# GIVEN DATA start
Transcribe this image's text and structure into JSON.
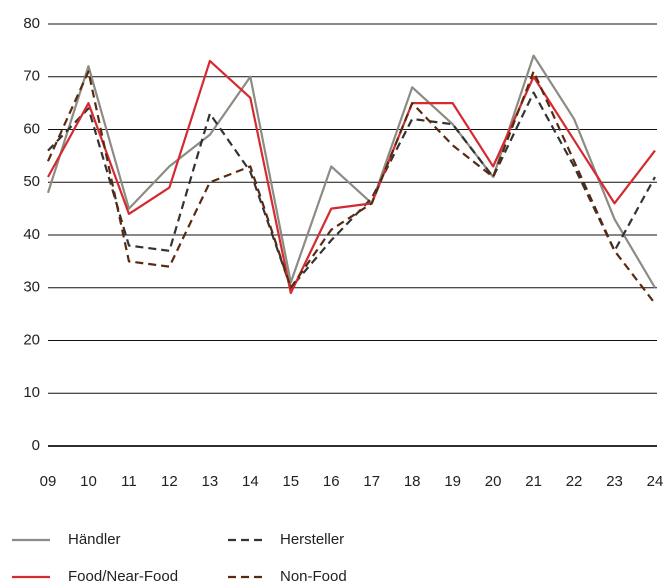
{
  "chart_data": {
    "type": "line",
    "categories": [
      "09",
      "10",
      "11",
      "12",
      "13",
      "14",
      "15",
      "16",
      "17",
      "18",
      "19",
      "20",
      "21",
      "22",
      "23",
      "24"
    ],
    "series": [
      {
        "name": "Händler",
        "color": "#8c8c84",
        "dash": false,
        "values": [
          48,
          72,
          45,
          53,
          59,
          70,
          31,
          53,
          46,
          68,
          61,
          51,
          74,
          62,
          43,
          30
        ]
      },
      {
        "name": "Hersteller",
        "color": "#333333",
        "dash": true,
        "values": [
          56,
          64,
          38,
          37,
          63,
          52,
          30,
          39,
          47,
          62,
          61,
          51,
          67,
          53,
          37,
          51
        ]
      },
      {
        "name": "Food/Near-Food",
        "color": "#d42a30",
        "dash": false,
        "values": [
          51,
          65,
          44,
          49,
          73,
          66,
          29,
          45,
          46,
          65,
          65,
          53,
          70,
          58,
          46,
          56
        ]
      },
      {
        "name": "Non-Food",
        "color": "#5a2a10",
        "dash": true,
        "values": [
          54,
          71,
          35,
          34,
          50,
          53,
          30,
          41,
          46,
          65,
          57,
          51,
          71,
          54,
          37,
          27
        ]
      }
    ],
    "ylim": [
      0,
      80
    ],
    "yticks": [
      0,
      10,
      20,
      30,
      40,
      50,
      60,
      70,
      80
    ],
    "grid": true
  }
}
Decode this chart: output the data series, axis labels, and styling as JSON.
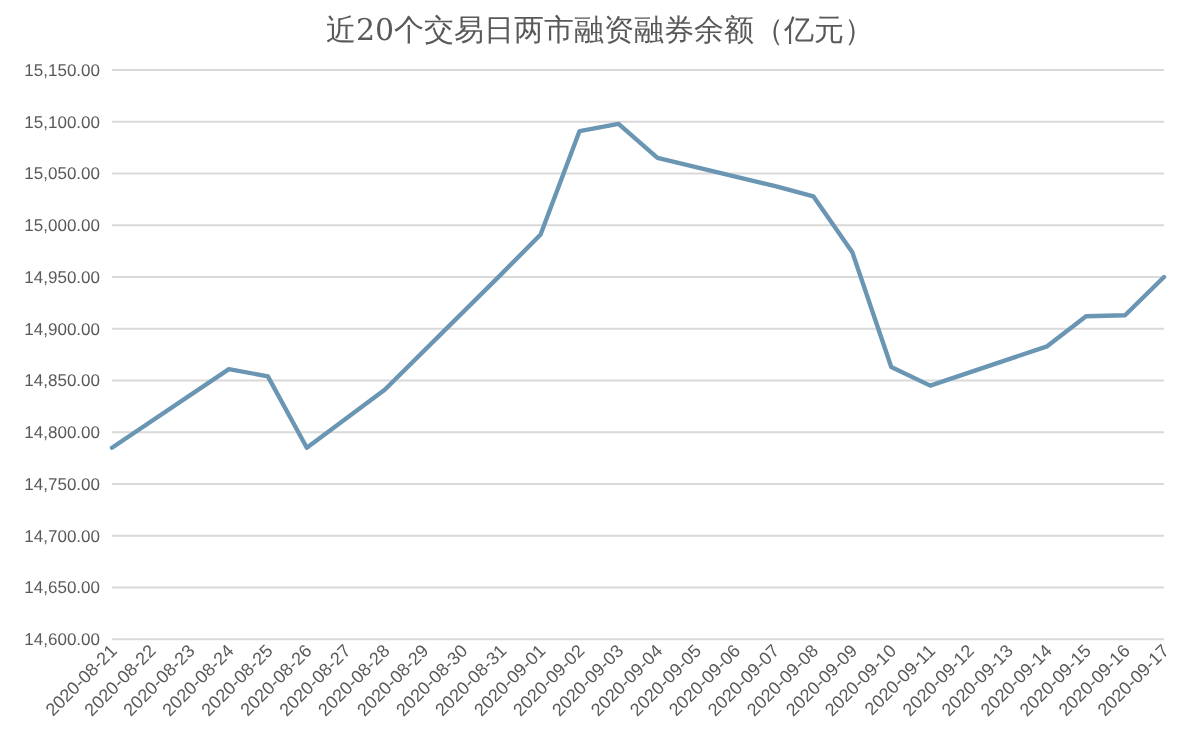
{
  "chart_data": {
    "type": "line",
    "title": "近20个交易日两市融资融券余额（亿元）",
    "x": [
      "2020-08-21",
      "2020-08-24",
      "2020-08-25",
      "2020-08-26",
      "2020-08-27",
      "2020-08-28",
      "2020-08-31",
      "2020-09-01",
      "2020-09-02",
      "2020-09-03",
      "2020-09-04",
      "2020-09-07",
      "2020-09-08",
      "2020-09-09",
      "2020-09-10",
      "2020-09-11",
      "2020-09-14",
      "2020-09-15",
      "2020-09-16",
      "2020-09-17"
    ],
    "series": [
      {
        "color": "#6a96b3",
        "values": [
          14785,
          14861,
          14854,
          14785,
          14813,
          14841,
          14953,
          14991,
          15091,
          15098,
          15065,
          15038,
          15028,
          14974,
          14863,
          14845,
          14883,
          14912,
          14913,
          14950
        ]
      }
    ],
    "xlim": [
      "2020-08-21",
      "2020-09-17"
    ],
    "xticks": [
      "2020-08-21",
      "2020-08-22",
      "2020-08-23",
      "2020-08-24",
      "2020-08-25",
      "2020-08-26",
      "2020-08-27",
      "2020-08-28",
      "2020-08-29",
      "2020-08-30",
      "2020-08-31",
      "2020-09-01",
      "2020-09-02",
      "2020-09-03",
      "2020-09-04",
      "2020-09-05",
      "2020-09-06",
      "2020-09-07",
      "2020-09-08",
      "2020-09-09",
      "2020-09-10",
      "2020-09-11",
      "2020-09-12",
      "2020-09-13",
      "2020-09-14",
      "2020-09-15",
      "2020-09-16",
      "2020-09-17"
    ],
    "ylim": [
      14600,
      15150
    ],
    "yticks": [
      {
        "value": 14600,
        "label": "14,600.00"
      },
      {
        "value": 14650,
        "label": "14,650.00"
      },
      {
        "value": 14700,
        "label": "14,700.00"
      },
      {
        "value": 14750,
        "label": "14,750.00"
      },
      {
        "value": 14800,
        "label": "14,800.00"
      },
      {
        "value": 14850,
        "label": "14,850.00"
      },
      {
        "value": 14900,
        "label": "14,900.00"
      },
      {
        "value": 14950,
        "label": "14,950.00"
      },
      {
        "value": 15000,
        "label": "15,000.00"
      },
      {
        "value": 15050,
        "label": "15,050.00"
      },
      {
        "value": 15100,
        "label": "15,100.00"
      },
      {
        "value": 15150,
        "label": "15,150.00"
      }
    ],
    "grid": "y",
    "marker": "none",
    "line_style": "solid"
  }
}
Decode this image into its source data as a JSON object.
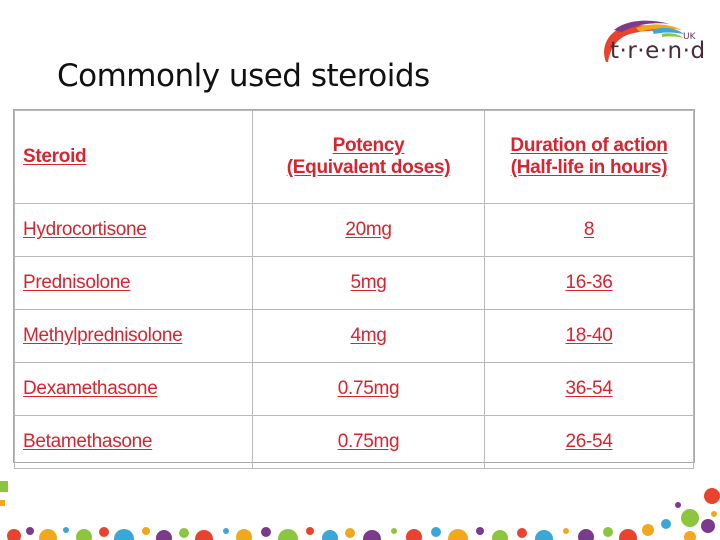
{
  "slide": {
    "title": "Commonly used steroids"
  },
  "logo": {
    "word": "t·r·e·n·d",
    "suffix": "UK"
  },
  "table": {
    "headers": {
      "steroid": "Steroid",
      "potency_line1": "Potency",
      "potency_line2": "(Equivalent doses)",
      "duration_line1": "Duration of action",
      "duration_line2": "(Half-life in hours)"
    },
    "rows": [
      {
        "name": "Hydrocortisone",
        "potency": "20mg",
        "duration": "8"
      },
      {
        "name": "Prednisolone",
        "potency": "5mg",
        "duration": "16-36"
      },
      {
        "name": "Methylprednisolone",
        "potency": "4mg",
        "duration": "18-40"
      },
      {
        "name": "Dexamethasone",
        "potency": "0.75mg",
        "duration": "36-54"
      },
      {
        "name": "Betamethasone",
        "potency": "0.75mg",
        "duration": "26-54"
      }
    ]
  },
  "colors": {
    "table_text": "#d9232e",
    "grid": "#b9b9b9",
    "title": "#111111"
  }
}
# GIVEN DATA end
# GIVEN DATA start
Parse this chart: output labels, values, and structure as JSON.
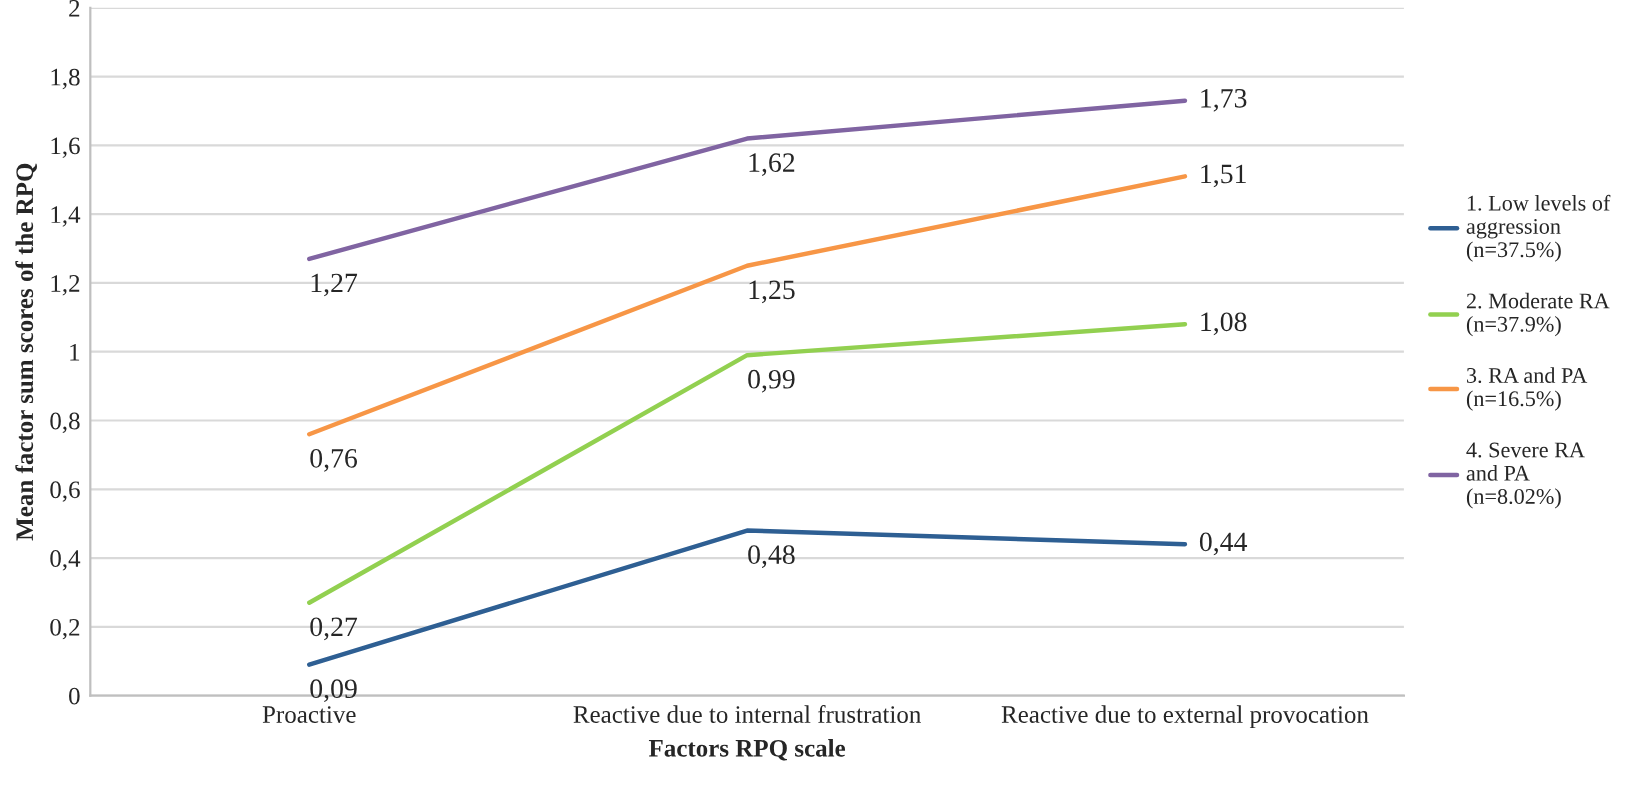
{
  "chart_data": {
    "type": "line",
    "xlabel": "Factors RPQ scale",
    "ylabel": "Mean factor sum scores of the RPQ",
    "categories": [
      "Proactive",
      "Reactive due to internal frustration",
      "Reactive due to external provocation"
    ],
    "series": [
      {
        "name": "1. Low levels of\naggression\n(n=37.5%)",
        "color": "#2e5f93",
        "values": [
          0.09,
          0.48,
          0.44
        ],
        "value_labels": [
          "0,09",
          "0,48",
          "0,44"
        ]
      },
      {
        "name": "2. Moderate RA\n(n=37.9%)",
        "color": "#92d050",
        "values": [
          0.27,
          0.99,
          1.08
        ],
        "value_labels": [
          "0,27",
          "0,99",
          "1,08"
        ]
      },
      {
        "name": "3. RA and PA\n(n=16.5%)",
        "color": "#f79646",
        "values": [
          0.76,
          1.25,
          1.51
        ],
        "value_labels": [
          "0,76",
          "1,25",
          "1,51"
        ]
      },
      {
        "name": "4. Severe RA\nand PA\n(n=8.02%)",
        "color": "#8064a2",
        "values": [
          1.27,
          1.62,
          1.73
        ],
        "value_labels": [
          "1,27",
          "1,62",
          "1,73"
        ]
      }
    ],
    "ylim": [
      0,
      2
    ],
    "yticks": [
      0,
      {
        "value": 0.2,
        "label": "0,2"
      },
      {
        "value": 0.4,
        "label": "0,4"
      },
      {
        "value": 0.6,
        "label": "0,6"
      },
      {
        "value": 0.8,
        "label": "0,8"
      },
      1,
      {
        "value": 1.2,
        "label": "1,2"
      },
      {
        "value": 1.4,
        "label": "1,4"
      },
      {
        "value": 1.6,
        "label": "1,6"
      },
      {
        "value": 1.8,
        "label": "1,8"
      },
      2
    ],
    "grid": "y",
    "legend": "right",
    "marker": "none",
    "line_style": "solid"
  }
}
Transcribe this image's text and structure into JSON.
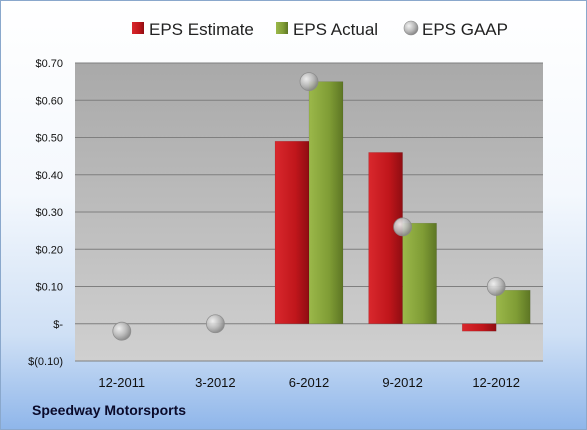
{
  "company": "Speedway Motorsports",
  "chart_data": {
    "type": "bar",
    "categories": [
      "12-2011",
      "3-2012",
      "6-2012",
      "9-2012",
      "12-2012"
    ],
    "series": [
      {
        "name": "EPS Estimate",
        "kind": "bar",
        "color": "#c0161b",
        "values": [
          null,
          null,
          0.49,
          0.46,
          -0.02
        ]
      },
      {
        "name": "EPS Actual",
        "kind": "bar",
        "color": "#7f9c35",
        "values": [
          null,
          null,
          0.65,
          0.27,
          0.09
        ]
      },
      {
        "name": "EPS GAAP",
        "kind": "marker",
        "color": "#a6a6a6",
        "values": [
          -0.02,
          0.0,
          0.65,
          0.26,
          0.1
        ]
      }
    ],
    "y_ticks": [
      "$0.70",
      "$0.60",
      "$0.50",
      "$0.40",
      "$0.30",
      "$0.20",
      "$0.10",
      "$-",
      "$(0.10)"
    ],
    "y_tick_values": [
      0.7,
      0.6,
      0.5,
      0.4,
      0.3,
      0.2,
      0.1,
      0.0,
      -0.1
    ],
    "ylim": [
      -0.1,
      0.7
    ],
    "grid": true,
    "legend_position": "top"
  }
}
# GIVEN DATA end
# GIVEN DATA start
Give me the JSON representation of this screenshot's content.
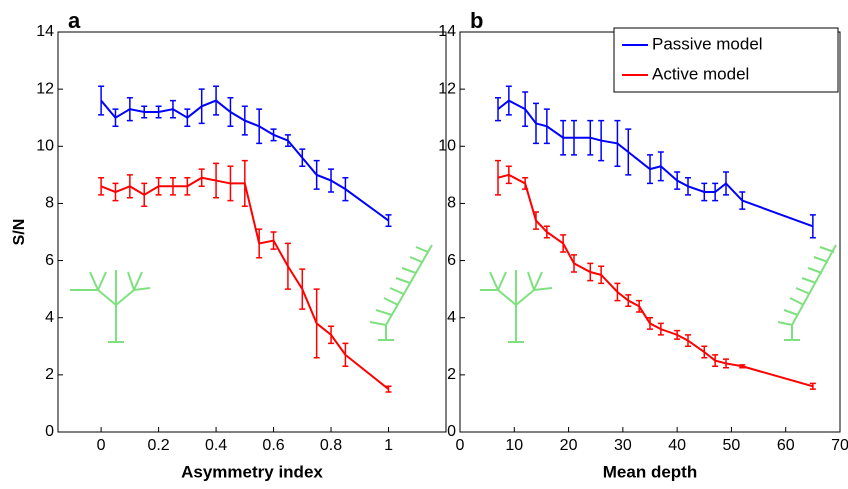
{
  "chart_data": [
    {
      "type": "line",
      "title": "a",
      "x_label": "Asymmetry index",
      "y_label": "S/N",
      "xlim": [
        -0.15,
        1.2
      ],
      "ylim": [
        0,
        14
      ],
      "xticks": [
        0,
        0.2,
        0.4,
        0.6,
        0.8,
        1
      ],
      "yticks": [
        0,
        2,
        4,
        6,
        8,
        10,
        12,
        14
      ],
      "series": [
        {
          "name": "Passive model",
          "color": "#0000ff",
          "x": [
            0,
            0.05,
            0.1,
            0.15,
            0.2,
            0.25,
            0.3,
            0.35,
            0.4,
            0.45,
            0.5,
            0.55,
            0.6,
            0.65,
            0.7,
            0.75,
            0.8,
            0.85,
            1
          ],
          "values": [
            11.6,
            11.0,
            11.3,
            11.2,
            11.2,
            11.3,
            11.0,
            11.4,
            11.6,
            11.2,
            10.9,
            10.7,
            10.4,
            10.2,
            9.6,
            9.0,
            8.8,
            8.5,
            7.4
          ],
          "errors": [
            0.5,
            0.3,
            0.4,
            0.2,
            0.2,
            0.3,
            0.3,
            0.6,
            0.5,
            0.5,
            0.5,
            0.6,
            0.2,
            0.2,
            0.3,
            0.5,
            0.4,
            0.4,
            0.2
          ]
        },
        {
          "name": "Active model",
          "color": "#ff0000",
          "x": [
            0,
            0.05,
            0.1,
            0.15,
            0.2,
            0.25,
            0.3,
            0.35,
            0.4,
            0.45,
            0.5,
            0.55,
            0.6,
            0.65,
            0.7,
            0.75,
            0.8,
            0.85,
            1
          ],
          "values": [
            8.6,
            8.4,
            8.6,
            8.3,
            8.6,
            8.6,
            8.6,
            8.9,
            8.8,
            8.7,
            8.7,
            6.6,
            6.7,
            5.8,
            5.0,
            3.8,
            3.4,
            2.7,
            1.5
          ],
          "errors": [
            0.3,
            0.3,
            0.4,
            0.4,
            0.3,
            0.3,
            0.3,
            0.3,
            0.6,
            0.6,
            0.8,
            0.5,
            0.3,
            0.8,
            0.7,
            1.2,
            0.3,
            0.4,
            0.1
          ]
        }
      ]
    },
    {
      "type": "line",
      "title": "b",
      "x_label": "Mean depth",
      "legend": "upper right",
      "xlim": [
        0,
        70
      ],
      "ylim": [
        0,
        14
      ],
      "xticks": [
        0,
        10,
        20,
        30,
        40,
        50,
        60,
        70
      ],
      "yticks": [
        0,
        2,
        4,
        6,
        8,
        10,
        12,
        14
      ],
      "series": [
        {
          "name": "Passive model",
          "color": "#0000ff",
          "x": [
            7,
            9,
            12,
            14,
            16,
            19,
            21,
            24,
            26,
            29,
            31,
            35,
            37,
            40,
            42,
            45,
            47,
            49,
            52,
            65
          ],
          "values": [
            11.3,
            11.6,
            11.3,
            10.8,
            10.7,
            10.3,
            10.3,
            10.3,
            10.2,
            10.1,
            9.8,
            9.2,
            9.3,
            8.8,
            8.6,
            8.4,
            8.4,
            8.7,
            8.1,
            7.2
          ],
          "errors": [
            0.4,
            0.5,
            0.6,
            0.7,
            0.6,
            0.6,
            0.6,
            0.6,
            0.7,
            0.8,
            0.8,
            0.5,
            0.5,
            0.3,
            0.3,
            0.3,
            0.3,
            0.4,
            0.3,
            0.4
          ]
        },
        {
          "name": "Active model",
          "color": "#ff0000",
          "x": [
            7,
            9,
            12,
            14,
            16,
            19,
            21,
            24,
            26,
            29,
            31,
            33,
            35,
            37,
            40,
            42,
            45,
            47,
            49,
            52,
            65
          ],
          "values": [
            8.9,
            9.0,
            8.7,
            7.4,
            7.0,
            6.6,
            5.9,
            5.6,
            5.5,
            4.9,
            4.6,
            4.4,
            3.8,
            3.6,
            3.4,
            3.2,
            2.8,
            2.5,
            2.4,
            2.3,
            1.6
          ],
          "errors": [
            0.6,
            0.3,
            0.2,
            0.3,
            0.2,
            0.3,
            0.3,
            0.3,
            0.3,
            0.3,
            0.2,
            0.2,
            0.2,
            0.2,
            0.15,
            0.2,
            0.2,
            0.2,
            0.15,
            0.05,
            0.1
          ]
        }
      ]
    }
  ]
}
# GIVEN DATA end
Say how many lines in the records hold the string "this", and say nothing else.

6